● **Requirements**
Write every record out again exactly, and keep images out of it.

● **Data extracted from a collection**

*****

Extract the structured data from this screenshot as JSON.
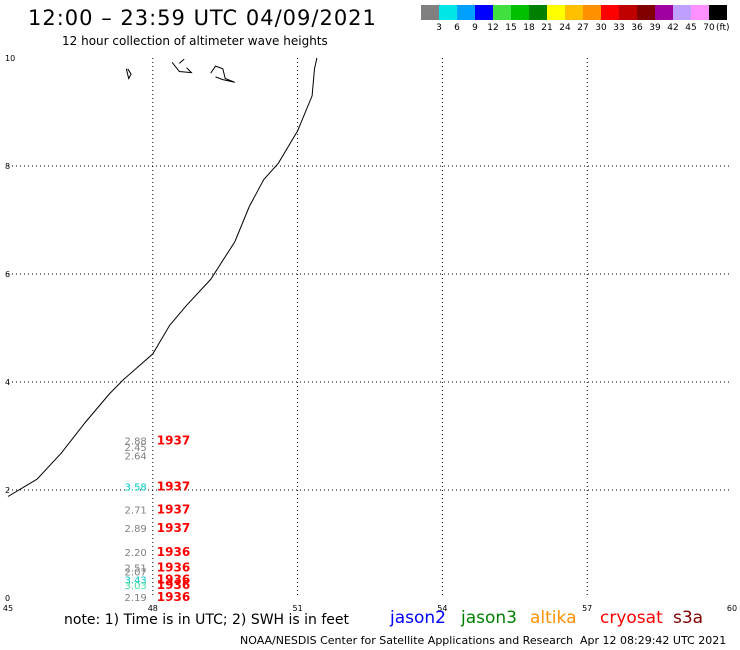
{
  "header": {
    "title": "12:00 – 23:59 UTC 04/09/2021",
    "subtitle": "12 hour collection of altimeter wave heights"
  },
  "legend": {
    "colors": [
      "#808080",
      "#00e5e5",
      "#00a0ff",
      "#0000ff",
      "#40e040",
      "#00c000",
      "#008000",
      "#ffff00",
      "#ffc000",
      "#ff9000",
      "#ff0000",
      "#c00000",
      "#800000",
      "#a000a0",
      "#c0a0ff",
      "#ff90ff",
      "#000000"
    ],
    "labels": [
      "3",
      "6",
      "9",
      "12",
      "15",
      "18",
      "21",
      "24",
      "27",
      "30",
      "33",
      "36",
      "39",
      "42",
      "45",
      "70"
    ],
    "unit": "(ft)"
  },
  "axes": {
    "x_ticks": [
      "45",
      "48",
      "51",
      "54",
      "57",
      "60"
    ],
    "y_ticks": [
      "0",
      "2",
      "4",
      "6",
      "8",
      "10"
    ]
  },
  "observations": [
    {
      "lon": 48.0,
      "lat": 2.9,
      "swh": "2.88",
      "swh_color": "#808080",
      "time": "1937",
      "time_color": "#ff0000"
    },
    {
      "lon": 48.0,
      "lat": 2.78,
      "swh": "2.45",
      "swh_color": "#808080",
      "time": "",
      "time_color": "#ff0000"
    },
    {
      "lon": 48.0,
      "lat": 2.62,
      "swh": "2.64",
      "swh_color": "#808080",
      "time": "",
      "time_color": "#ff0000"
    },
    {
      "lon": 48.0,
      "lat": 2.05,
      "swh": "3.58",
      "swh_color": "#00c8c8",
      "time": "1937",
      "time_color": "#ff0000"
    },
    {
      "lon": 48.0,
      "lat": 1.62,
      "swh": "2.71",
      "swh_color": "#808080",
      "time": "1937",
      "time_color": "#ff0000"
    },
    {
      "lon": 48.0,
      "lat": 1.28,
      "swh": "2.89",
      "swh_color": "#808080",
      "time": "1937",
      "time_color": "#ff0000"
    },
    {
      "lon": 48.0,
      "lat": 0.83,
      "swh": "2.20",
      "swh_color": "#808080",
      "time": "1936",
      "time_color": "#ff0000"
    },
    {
      "lon": 48.0,
      "lat": 0.55,
      "swh": "2.51",
      "swh_color": "#808080",
      "time": "1936",
      "time_color": "#ff0000"
    },
    {
      "lon": 48.0,
      "lat": 0.47,
      "swh": "2.07",
      "swh_color": "#808080",
      "time": "",
      "time_color": "#ff0000"
    },
    {
      "lon": 48.0,
      "lat": 0.32,
      "swh": "3.43",
      "swh_color": "#00c8c8",
      "time": "1936",
      "time_color": "#ff0000"
    },
    {
      "lon": 48.0,
      "lat": 0.22,
      "swh": "3.03",
      "swh_color": "#40e0a0",
      "time": "1936",
      "time_color": "#ff0000"
    },
    {
      "lon": 48.0,
      "lat": 0.0,
      "swh": "2.19",
      "swh_color": "#808080",
      "time": "1936",
      "time_color": "#ff0000"
    }
  ],
  "note": "note:  1) Time is in UTC;  2) SWH is in feet",
  "satellites": [
    {
      "name": "jason2",
      "color": "#0000ff"
    },
    {
      "name": "jason3",
      "color": "#008000"
    },
    {
      "name": "altika",
      "color": "#ff9000"
    },
    {
      "name": "cryosat",
      "color": "#ff0000"
    },
    {
      "name": "s3a",
      "color": "#800000"
    }
  ],
  "footer": {
    "credit": "NOAA/NESDIS Center for Satellite Applications and Research",
    "timestamp": "Apr 12 08:29:42 UTC 2021"
  }
}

*****

● **Task solution**
Extract the structured data from this screenshot as JSON.
{
  "header": {
    "title": "12:00 – 23:59 UTC 04/09/2021",
    "subtitle": "12 hour collection of altimeter wave heights"
  },
  "legend": {
    "colors": [
      "#808080",
      "#00e5e5",
      "#00a0ff",
      "#0000ff",
      "#40e040",
      "#00c000",
      "#008000",
      "#ffff00",
      "#ffc000",
      "#ff9000",
      "#ff0000",
      "#c00000",
      "#800000",
      "#a000a0",
      "#c0a0ff",
      "#ff90ff",
      "#000000"
    ],
    "labels": [
      "3",
      "6",
      "9",
      "12",
      "15",
      "18",
      "21",
      "24",
      "27",
      "30",
      "33",
      "36",
      "39",
      "42",
      "45",
      "70"
    ],
    "unit": "(ft)"
  },
  "axes": {
    "x_ticks": [
      "45",
      "48",
      "51",
      "54",
      "57",
      "60"
    ],
    "y_ticks": [
      "0",
      "2",
      "4",
      "6",
      "8",
      "10"
    ]
  },
  "observations": [
    {
      "lon": 48.0,
      "lat": 2.9,
      "swh": "2.88",
      "swh_color": "#808080",
      "time": "1937",
      "time_color": "#ff0000"
    },
    {
      "lon": 48.0,
      "lat": 2.78,
      "swh": "2.45",
      "swh_color": "#808080",
      "time": "",
      "time_color": "#ff0000"
    },
    {
      "lon": 48.0,
      "lat": 2.62,
      "swh": "2.64",
      "swh_color": "#808080",
      "time": "",
      "time_color": "#ff0000"
    },
    {
      "lon": 48.0,
      "lat": 2.05,
      "swh": "3.58",
      "swh_color": "#00c8c8",
      "time": "1937",
      "time_color": "#ff0000"
    },
    {
      "lon": 48.0,
      "lat": 1.62,
      "swh": "2.71",
      "swh_color": "#808080",
      "time": "1937",
      "time_color": "#ff0000"
    },
    {
      "lon": 48.0,
      "lat": 1.28,
      "swh": "2.89",
      "swh_color": "#808080",
      "time": "1937",
      "time_color": "#ff0000"
    },
    {
      "lon": 48.0,
      "lat": 0.83,
      "swh": "2.20",
      "swh_color": "#808080",
      "time": "1936",
      "time_color": "#ff0000"
    },
    {
      "lon": 48.0,
      "lat": 0.55,
      "swh": "2.51",
      "swh_color": "#808080",
      "time": "1936",
      "time_color": "#ff0000"
    },
    {
      "lon": 48.0,
      "lat": 0.47,
      "swh": "2.07",
      "swh_color": "#808080",
      "time": "",
      "time_color": "#ff0000"
    },
    {
      "lon": 48.0,
      "lat": 0.32,
      "swh": "3.43",
      "swh_color": "#00c8c8",
      "time": "1936",
      "time_color": "#ff0000"
    },
    {
      "lon": 48.0,
      "lat": 0.22,
      "swh": "3.03",
      "swh_color": "#40e0a0",
      "time": "1936",
      "time_color": "#ff0000"
    },
    {
      "lon": 48.0,
      "lat": 0.0,
      "swh": "2.19",
      "swh_color": "#808080",
      "time": "1936",
      "time_color": "#ff0000"
    }
  ],
  "note": "note:  1) Time is in UTC;  2) SWH is in feet",
  "satellites": [
    {
      "name": "jason2",
      "color": "#0000ff"
    },
    {
      "name": "jason3",
      "color": "#008000"
    },
    {
      "name": "altika",
      "color": "#ff9000"
    },
    {
      "name": "cryosat",
      "color": "#ff0000"
    },
    {
      "name": "s3a",
      "color": "#800000"
    }
  ],
  "footer": {
    "credit": "NOAA/NESDIS Center for Satellite Applications and Research",
    "timestamp": "Apr 12 08:29:42 UTC 2021"
  }
}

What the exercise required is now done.